- **Task brief**
Copy out every record below with complete accuracy.

»»

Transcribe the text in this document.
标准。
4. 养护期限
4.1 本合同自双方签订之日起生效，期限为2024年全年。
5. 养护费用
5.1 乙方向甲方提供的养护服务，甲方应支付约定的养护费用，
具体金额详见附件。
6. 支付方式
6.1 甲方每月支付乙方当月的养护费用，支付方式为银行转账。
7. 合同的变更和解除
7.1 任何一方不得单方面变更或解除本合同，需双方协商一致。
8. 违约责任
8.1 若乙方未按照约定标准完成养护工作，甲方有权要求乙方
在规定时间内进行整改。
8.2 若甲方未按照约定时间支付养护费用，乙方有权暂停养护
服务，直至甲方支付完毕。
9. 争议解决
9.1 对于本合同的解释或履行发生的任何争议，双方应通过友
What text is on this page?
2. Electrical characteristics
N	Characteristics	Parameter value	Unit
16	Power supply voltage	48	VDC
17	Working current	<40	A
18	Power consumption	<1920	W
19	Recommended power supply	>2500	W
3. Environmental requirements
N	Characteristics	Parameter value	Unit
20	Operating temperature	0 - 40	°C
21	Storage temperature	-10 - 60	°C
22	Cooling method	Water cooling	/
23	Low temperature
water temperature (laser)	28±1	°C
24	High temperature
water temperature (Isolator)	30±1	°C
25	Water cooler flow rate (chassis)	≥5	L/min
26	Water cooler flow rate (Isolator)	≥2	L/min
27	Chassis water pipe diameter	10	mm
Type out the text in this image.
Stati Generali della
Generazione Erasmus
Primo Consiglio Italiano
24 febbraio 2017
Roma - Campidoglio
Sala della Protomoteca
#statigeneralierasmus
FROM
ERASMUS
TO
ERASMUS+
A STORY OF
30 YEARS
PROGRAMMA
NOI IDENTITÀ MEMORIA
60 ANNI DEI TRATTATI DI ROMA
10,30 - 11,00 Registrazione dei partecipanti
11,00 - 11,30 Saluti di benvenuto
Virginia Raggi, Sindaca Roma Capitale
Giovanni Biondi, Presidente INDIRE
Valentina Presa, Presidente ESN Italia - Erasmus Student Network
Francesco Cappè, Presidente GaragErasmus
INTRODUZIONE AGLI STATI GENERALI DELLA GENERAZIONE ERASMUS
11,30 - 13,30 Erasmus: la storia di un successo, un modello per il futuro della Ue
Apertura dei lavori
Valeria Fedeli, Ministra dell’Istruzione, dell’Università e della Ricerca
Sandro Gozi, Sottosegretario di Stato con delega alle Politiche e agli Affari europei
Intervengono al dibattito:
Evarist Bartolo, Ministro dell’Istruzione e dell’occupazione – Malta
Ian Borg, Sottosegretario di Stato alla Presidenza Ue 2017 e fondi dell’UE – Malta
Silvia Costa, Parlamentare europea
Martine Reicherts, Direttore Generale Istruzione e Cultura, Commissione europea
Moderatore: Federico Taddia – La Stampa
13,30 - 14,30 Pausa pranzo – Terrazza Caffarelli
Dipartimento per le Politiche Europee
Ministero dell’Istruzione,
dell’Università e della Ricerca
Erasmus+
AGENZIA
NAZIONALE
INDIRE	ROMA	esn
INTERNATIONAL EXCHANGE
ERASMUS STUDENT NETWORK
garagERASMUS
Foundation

««

- **Full solution**
Transcribe the text in this document.
标准。
4. 养护期限
4.1 本合同自双方签订之日起生效，期限为2024年全年。
5. 养护费用
5.1 乙方向甲方提供的养护服务，甲方应支付约定的养护费用，
具体金额详见附件。
6. 支付方式
6.1 甲方每月支付乙方当月的养护费用，支付方式为银行转账。
7. 合同的变更和解除
7.1 任何一方不得单方面变更或解除本合同，需双方协商一致。
8. 违约责任
8.1 若乙方未按照约定标准完成养护工作，甲方有权要求乙方
在规定时间内进行整改。
8.2 若甲方未按照约定时间支付养护费用，乙方有权暂停养护
服务，直至甲方支付完毕。
9. 争议解决
9.1 对于本合同的解释或履行发生的任何争议，双方应通过友
What text is on this page?
2. Electrical characteristics
N	Characteristics	Parameter value	Unit
16	Power supply voltage	48	VDC
17	Working current	<40	A
18	Power consumption	<1920	W
19	Recommended power supply	>2500	W
3. Environmental requirements
N	Characteristics	Parameter value	Unit
20	Operating temperature	0 - 40	°C
21	Storage temperature	-10 - 60	°C
22	Cooling method	Water cooling	/
23	Low temperature
water temperature (laser)	28±1	°C
24	High temperature
water temperature (Isolator)	30±1	°C
25	Water cooler flow rate (chassis)	≥5	L/min
26	Water cooler flow rate (Isolator)	≥2	L/min
27	Chassis water pipe diameter	10	mm
Type out the text in this image.
Stati Generali della
Generazione Erasmus
Primo Consiglio Italiano
24 febbraio 2017
Roma - Campidoglio
Sala della Protomoteca
#statigeneralierasmus
FROM
ERASMUS
TO
ERASMUS+
A STORY OF
30 YEARS
PROGRAMMA
NOI IDENTITÀ MEMORIA
60 ANNI DEI TRATTATI DI ROMA
10,30 - 11,00 Registrazione dei partecipanti
11,00 - 11,30 Saluti di benvenuto
Virginia Raggi, Sindaca Roma Capitale
Giovanni Biondi, Presidente INDIRE
Valentina Presa, Presidente ESN Italia - Erasmus Student Network
Francesco Cappè, Presidente GaragErasmus
INTRODUZIONE AGLI STATI GENERALI DELLA GENERAZIONE ERASMUS
11,30 - 13,30 Erasmus: la storia di un successo, un modello per il futuro della Ue
Apertura dei lavori
Valeria Fedeli, Ministra dell’Istruzione, dell’Università e della Ricerca
Sandro Gozi, Sottosegretario di Stato con delega alle Politiche e agli Affari europei
Intervengono al dibattito:
Evarist Bartolo, Ministro dell’Istruzione e dell’occupazione – Malta
Ian Borg, Sottosegretario di Stato alla Presidenza Ue 2017 e fondi dell’UE – Malta
Silvia Costa, Parlamentare europea
Martine Reicherts, Direttore Generale Istruzione e Cultura, Commissione europea
Moderatore: Federico Taddia – La Stampa
13,30 - 14,30 Pausa pranzo – Terrazza Caffarelli
Dipartimento per le Politiche Europee
Ministero dell’Istruzione,
dell’Università e della Ricerca
Erasmus+
AGENZIA
NAZIONALE
INDIRE	ROMA	esn
INTERNATIONAL EXCHANGE
ERASMUS STUDENT NETWORK
garagERASMUS
Foundation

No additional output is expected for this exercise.